▶ **WORKING DATA**:
_ _ _ _ _

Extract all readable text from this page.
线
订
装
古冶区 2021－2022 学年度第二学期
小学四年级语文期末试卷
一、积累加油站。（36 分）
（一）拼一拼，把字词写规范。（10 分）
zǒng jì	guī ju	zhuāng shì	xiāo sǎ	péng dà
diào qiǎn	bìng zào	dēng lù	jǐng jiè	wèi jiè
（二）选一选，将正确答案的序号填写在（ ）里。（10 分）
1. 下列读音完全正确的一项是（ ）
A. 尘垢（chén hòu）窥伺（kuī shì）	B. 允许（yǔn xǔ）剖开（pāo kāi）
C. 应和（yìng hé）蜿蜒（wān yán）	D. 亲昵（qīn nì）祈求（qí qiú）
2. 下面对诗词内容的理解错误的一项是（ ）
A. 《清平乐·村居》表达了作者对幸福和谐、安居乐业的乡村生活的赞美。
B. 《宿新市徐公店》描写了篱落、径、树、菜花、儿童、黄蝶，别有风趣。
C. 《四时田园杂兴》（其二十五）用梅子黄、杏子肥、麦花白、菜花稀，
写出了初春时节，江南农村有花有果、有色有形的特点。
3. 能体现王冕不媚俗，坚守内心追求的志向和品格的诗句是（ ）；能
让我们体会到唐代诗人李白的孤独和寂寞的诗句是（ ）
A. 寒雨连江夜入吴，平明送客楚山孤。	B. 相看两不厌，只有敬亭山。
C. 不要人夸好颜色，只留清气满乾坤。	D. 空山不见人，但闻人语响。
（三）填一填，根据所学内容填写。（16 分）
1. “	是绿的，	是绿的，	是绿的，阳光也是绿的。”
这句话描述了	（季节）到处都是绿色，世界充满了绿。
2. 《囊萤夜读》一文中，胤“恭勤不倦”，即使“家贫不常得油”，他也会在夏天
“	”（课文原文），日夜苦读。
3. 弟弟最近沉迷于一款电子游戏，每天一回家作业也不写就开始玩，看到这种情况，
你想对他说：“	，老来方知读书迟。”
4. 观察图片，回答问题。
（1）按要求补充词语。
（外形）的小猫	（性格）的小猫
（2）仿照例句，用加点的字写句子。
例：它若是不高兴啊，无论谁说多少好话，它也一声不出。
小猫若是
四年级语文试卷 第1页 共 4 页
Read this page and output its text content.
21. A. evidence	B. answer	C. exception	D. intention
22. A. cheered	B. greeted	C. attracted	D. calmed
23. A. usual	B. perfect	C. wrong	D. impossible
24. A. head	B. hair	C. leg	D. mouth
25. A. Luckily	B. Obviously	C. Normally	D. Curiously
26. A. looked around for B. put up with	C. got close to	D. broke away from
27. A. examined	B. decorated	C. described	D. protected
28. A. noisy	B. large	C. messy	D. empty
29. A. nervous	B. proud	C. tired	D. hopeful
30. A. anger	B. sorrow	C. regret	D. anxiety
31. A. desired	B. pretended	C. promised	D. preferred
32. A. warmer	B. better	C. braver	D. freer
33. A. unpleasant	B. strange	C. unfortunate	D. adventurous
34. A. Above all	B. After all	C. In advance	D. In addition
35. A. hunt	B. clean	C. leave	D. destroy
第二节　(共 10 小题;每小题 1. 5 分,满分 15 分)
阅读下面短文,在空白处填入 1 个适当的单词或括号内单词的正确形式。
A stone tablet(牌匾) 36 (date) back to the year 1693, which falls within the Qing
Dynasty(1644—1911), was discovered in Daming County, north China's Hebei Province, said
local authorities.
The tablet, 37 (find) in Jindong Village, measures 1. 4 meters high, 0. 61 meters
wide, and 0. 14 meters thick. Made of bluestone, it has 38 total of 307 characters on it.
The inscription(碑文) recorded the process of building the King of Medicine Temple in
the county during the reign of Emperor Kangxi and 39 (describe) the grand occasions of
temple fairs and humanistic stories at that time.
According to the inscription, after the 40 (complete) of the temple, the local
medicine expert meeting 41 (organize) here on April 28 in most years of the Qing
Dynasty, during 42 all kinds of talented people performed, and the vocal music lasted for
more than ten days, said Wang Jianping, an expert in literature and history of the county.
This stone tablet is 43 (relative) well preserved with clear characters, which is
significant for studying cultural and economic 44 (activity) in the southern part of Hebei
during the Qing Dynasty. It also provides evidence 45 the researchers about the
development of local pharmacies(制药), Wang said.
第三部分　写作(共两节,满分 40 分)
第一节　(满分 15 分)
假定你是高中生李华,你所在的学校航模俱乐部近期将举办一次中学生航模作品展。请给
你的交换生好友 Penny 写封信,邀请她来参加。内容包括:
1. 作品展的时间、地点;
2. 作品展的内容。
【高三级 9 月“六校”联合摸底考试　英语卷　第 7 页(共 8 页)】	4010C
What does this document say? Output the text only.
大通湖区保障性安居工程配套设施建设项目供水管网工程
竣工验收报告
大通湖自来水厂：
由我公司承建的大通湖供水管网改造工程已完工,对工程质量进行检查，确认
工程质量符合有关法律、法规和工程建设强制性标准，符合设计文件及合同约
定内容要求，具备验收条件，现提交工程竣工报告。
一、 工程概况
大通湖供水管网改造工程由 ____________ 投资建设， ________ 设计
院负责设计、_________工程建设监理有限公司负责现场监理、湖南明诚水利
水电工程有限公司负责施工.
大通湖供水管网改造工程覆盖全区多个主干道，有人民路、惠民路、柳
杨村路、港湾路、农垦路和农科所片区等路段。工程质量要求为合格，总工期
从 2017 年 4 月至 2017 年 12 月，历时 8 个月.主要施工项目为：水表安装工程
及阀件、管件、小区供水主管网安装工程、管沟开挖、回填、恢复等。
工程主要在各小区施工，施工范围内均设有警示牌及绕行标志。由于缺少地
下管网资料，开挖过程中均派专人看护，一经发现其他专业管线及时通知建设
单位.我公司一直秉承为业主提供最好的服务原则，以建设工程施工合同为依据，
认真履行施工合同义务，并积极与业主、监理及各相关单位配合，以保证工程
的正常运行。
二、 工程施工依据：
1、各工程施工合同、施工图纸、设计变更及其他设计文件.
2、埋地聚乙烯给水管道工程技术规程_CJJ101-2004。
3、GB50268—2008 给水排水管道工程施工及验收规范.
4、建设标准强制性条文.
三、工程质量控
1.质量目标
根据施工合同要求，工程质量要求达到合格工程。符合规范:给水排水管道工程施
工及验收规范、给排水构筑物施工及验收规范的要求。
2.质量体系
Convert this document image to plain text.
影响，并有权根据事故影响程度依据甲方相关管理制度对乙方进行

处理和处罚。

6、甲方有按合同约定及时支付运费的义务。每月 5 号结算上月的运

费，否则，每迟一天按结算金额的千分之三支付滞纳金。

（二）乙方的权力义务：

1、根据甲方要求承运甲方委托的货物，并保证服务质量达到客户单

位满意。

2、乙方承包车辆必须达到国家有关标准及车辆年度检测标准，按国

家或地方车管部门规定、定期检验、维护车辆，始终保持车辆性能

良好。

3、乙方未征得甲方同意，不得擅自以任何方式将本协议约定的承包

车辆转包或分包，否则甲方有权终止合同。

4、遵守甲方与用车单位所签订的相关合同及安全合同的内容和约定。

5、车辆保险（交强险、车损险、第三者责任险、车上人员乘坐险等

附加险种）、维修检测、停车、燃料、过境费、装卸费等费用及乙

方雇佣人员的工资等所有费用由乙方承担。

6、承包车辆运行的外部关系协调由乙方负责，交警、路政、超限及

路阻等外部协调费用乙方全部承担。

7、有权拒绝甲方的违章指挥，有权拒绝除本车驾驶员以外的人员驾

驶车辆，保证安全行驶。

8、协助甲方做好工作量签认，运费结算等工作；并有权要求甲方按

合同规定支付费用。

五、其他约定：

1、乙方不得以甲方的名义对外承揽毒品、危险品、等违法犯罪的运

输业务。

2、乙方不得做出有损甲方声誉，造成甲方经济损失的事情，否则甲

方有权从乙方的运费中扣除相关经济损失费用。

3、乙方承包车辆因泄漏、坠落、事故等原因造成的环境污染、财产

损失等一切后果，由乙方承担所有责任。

_ _ _ _ _

▶ **GIVEN PROBLEM**:
Only the lines from the one that contains "Convert this document image to plain text." to the end of the entries above should be given again, exactly and in full.

▶ **TASK RESPONSE**:
Convert this document image to plain text.
影响，并有权根据事故影响程度依据甲方相关管理制度对乙方进行

处理和处罚。

6、甲方有按合同约定及时支付运费的义务。每月 5 号结算上月的运

费，否则，每迟一天按结算金额的千分之三支付滞纳金。

（二）乙方的权力义务：

1、根据甲方要求承运甲方委托的货物，并保证服务质量达到客户单

位满意。

2、乙方承包车辆必须达到国家有关标准及车辆年度检测标准，按国

家或地方车管部门规定、定期检验、维护车辆，始终保持车辆性能

良好。

3、乙方未征得甲方同意，不得擅自以任何方式将本协议约定的承包

车辆转包或分包，否则甲方有权终止合同。

4、遵守甲方与用车单位所签订的相关合同及安全合同的内容和约定。

5、车辆保险（交强险、车损险、第三者责任险、车上人员乘坐险等

附加险种）、维修检测、停车、燃料、过境费、装卸费等费用及乙

方雇佣人员的工资等所有费用由乙方承担。

6、承包车辆运行的外部关系协调由乙方负责，交警、路政、超限及

路阻等外部协调费用乙方全部承担。

7、有权拒绝甲方的违章指挥，有权拒绝除本车驾驶员以外的人员驾

驶车辆，保证安全行驶。

8、协助甲方做好工作量签认，运费结算等工作；并有权要求甲方按

合同规定支付费用。

五、其他约定：

1、乙方不得以甲方的名义对外承揽毒品、危险品、等违法犯罪的运

输业务。

2、乙方不得做出有损甲方声誉，造成甲方经济损失的事情，否则甲

方有权从乙方的运费中扣除相关经济损失费用。

3、乙方承包车辆因泄漏、坠落、事故等原因造成的环境污染、财产

损失等一切后果，由乙方承担所有责任。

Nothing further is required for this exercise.